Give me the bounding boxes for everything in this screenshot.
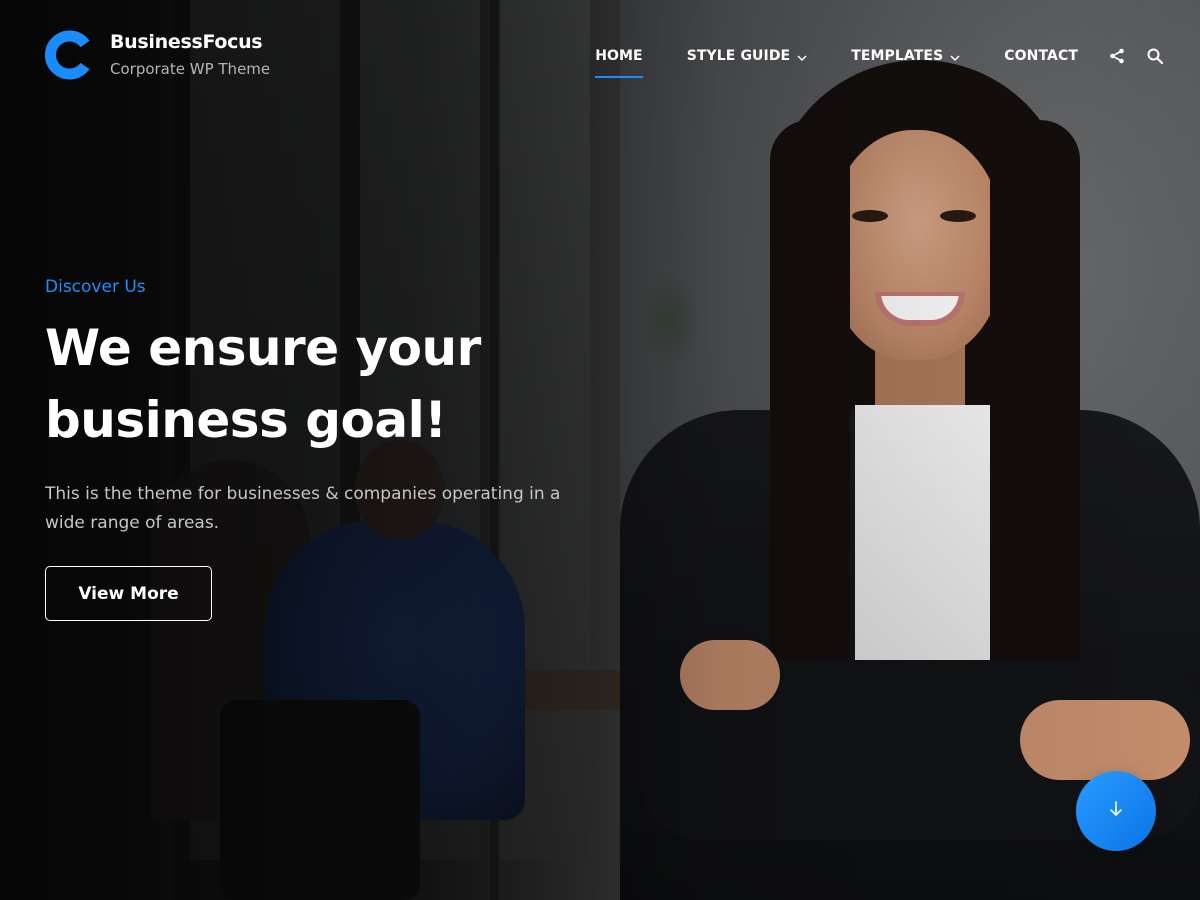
nav-item-label: CONTACT bbox=[1004, 48, 1078, 64]
nav-item-home[interactable]: HOME bbox=[595, 44, 643, 78]
hero-headline: We ensure your business goal! bbox=[45, 312, 605, 456]
hero-section: BusinessFocus Corporate WP Theme HOME ST… bbox=[0, 0, 1200, 900]
arrow-down-icon bbox=[1107, 800, 1125, 822]
share-icon[interactable] bbox=[1108, 47, 1126, 65]
site-header: BusinessFocus Corporate WP Theme HOME ST… bbox=[0, 0, 1200, 110]
chevron-down-icon bbox=[950, 51, 960, 62]
headline-line-2: business goal! bbox=[45, 391, 447, 449]
nav-item-contact[interactable]: CONTACT bbox=[1004, 44, 1078, 68]
scroll-down-button[interactable] bbox=[1076, 771, 1156, 851]
search-icon[interactable] bbox=[1146, 47, 1164, 65]
site-title[interactable]: BusinessFocus bbox=[110, 31, 263, 53]
chevron-down-icon bbox=[797, 51, 807, 62]
main-nav: HOME STYLE GUIDE TEMPLATES CONTACT bbox=[595, 44, 1200, 78]
headline-line-1: We ensure your bbox=[45, 319, 481, 377]
nav-item-label: STYLE GUIDE bbox=[686, 48, 791, 64]
nav-item-templates[interactable]: TEMPLATES bbox=[851, 44, 960, 68]
view-more-button[interactable]: View More bbox=[45, 566, 212, 621]
site-tagline: Corporate WP Theme bbox=[110, 60, 271, 78]
nav-item-label: TEMPLATES bbox=[851, 48, 944, 64]
hero-eyebrow: Discover Us bbox=[45, 277, 146, 297]
nav-item-label: HOME bbox=[595, 48, 643, 64]
hero-subtext: This is the theme for businesses & compa… bbox=[45, 484, 561, 533]
c-logo-icon[interactable] bbox=[45, 30, 95, 80]
nav-item-style-guide[interactable]: STYLE GUIDE bbox=[687, 44, 807, 68]
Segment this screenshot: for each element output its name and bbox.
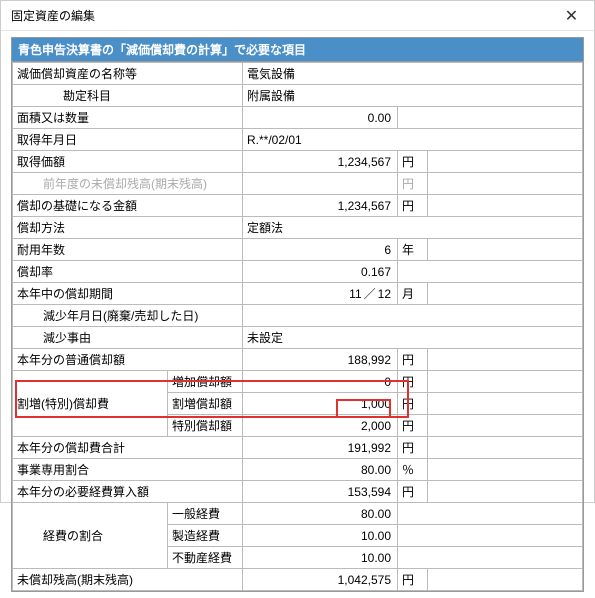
unit-sp-special: 円 bbox=[398, 415, 428, 437]
unit-period: 月 bbox=[398, 283, 428, 305]
unit-base: 円 bbox=[398, 195, 428, 217]
content: 青色申告決算書の「減価償却費の計算」で必要な項目 減価償却資産の名称等 電気設備… bbox=[1, 31, 594, 598]
label-exp-general: 一般経費 bbox=[168, 503, 243, 525]
label-acq-date: 取得年月日 bbox=[13, 129, 243, 151]
unit-ordinary: 円 bbox=[398, 349, 428, 371]
label-total: 本年分の償却費合計 bbox=[13, 437, 243, 459]
titlebar: 固定資産の編集 ✕ bbox=[1, 1, 594, 31]
label-area: 面積又は数量 bbox=[13, 107, 243, 129]
row-name: 減価償却資産の名称等 電気設備 bbox=[13, 63, 583, 85]
unit-acq-cost: 円 bbox=[398, 151, 428, 173]
unit-life: 年 bbox=[398, 239, 428, 261]
close-icon: ✕ bbox=[565, 6, 578, 26]
row-sp-inc: 割増(特別)償却費 増加償却額 0 円 bbox=[13, 371, 583, 393]
unit-remaining: 円 bbox=[398, 569, 428, 591]
value-sp-special[interactable]: 2,000 bbox=[243, 415, 398, 437]
label-acq-cost: 取得価額 bbox=[13, 151, 243, 173]
label-life: 耐用年数 bbox=[13, 239, 243, 261]
label-prev-bal: 前年度の未償却残高(期末残高) bbox=[13, 173, 243, 195]
value-acq-date[interactable]: R.**/02/01 bbox=[243, 129, 583, 151]
row-remaining: 未償却残高(期末残高) 1,042,575 円 bbox=[13, 569, 583, 591]
value-method[interactable]: 定額法 bbox=[243, 217, 583, 239]
row-account: 勘定科目 附属設備 bbox=[13, 85, 583, 107]
label-remaining: 未償却残高(期末残高) bbox=[13, 569, 243, 591]
row-exp-general: 経費の割合 一般経費 80.00 bbox=[13, 503, 583, 525]
value-account[interactable]: 附属設備 bbox=[243, 85, 583, 107]
form-table: 減価償却資産の名称等 電気設備 勘定科目 附属設備 面積又は数量 0.00 取得… bbox=[12, 62, 583, 591]
value-exp-mfg[interactable]: 10.00 bbox=[243, 525, 398, 547]
value-exp-re[interactable]: 10.00 bbox=[243, 547, 398, 569]
label-name: 減価償却資産の名称等 bbox=[13, 63, 243, 85]
row-ordinary: 本年分の普通償却額 188,992 円 bbox=[13, 349, 583, 371]
label-dec-date: 減少年月日(廃棄/売却した日) bbox=[13, 305, 243, 327]
unit-prev-bal: 円 bbox=[398, 173, 428, 195]
label-method: 償却方法 bbox=[13, 217, 243, 239]
value-base[interactable]: 1,234,567 bbox=[243, 195, 398, 217]
row-total: 本年分の償却費合計 191,992 円 bbox=[13, 437, 583, 459]
value-exp-general[interactable]: 80.00 bbox=[243, 503, 398, 525]
value-ordinary[interactable]: 188,992 bbox=[243, 349, 398, 371]
panel-header: 青色申告決算書の「減価償却費の計算」で必要な項目 bbox=[12, 38, 583, 62]
label-sp-special: 特別償却額 bbox=[168, 415, 243, 437]
window-title: 固定資産の編集 bbox=[11, 7, 95, 24]
value-period[interactable]: 11／12 bbox=[243, 283, 398, 305]
row-base: 償却の基礎になる金額 1,234,567 円 bbox=[13, 195, 583, 217]
unit-area bbox=[398, 107, 583, 129]
unit-necessary: 円 bbox=[398, 481, 428, 503]
value-dec-reason[interactable]: 未設定 bbox=[243, 327, 583, 349]
value-prev-bal bbox=[243, 173, 398, 195]
row-acq-date: 取得年月日 R.**/02/01 bbox=[13, 129, 583, 151]
row-rate: 償却率 0.167 bbox=[13, 261, 583, 283]
unit-sp-inc: 円 bbox=[398, 371, 428, 393]
value-area[interactable]: 0.00 bbox=[243, 107, 398, 129]
label-special-grp: 割増(特別)償却費 bbox=[13, 371, 168, 437]
row-period: 本年中の償却期間 11／12 月 bbox=[13, 283, 583, 305]
label-rate: 償却率 bbox=[13, 261, 243, 283]
row-area: 面積又は数量 0.00 bbox=[13, 107, 583, 129]
row-dec-date: 減少年月日(廃棄/売却した日) bbox=[13, 305, 583, 327]
label-biz-ratio: 事業専用割合 bbox=[13, 459, 243, 481]
row-method: 償却方法 定額法 bbox=[13, 217, 583, 239]
value-rate[interactable]: 0.167 bbox=[243, 261, 398, 283]
label-dec-reason: 減少事由 bbox=[13, 327, 243, 349]
label-period: 本年中の償却期間 bbox=[13, 283, 243, 305]
row-necessary: 本年分の必要経費算入額 153,594 円 bbox=[13, 481, 583, 503]
unit-sp-extra: 円 bbox=[398, 393, 428, 415]
row-acq-cost: 取得価額 1,234,567 円 bbox=[13, 151, 583, 173]
value-sp-extra[interactable]: 1,000 bbox=[243, 393, 398, 415]
value-total[interactable]: 191,992 bbox=[243, 437, 398, 459]
unit-total: 円 bbox=[398, 437, 428, 459]
label-exp-grp: 経費の割合 bbox=[13, 503, 168, 569]
label-necessary: 本年分の必要経費算入額 bbox=[13, 481, 243, 503]
value-necessary[interactable]: 153,594 bbox=[243, 481, 398, 503]
row-biz-ratio: 事業専用割合 80.00 ％ bbox=[13, 459, 583, 481]
value-sp-inc[interactable]: 0 bbox=[243, 371, 398, 393]
label-sp-extra: 割増償却額 bbox=[168, 393, 243, 415]
value-dec-date[interactable] bbox=[243, 305, 583, 327]
label-exp-mfg: 製造経費 bbox=[168, 525, 243, 547]
label-sp-inc: 増加償却額 bbox=[168, 371, 243, 393]
label-exp-re: 不動産経費 bbox=[168, 547, 243, 569]
unit-biz-ratio: ％ bbox=[398, 459, 428, 481]
label-base: 償却の基礎になる金額 bbox=[13, 195, 243, 217]
label-ordinary: 本年分の普通償却額 bbox=[13, 349, 243, 371]
panel: 青色申告決算書の「減価償却費の計算」で必要な項目 減価償却資産の名称等 電気設備… bbox=[11, 37, 584, 592]
row-dec-reason: 減少事由 未設定 bbox=[13, 327, 583, 349]
label-account: 勘定科目 bbox=[13, 85, 243, 107]
value-remaining[interactable]: 1,042,575 bbox=[243, 569, 398, 591]
window: 固定資産の編集 ✕ 青色申告決算書の「減価償却費の計算」で必要な項目 減価償却資… bbox=[0, 0, 595, 503]
row-prev-bal: 前年度の未償却残高(期末残高) 円 bbox=[13, 173, 583, 195]
value-acq-cost[interactable]: 1,234,567 bbox=[243, 151, 398, 173]
close-button[interactable]: ✕ bbox=[549, 1, 594, 31]
value-biz-ratio[interactable]: 80.00 bbox=[243, 459, 398, 481]
value-life[interactable]: 6 bbox=[243, 239, 398, 261]
row-life: 耐用年数 6 年 bbox=[13, 239, 583, 261]
value-name[interactable]: 電気設備 bbox=[243, 63, 583, 85]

● ● ● ●

• _What you have to do_
Please copy out the entries from the line that contains "nav-item-label: CONTACT bbox=[1004, 48, 1078, 64]" through the line that contains "site-header: BusinessFocus Corporate", switching "CONTACT" to "SUPPORT" and leaving all else unchanged.

• _Output for this exercise_
nav-item-label: SUPPORT bbox=[1004, 48, 1078, 64]
nav-item-home[interactable]: HOME bbox=[595, 44, 643, 78]
hero-headline: We ensure your business goal! bbox=[45, 312, 605, 456]
hero-section: BusinessFocus Corporate WP Theme HOME ST… bbox=[0, 0, 1200, 900]
arrow-down-icon bbox=[1107, 800, 1125, 822]
share-icon[interactable] bbox=[1108, 47, 1126, 65]
site-header: BusinessFocus Corporate WP Theme HOME ST… bbox=[0, 0, 1200, 110]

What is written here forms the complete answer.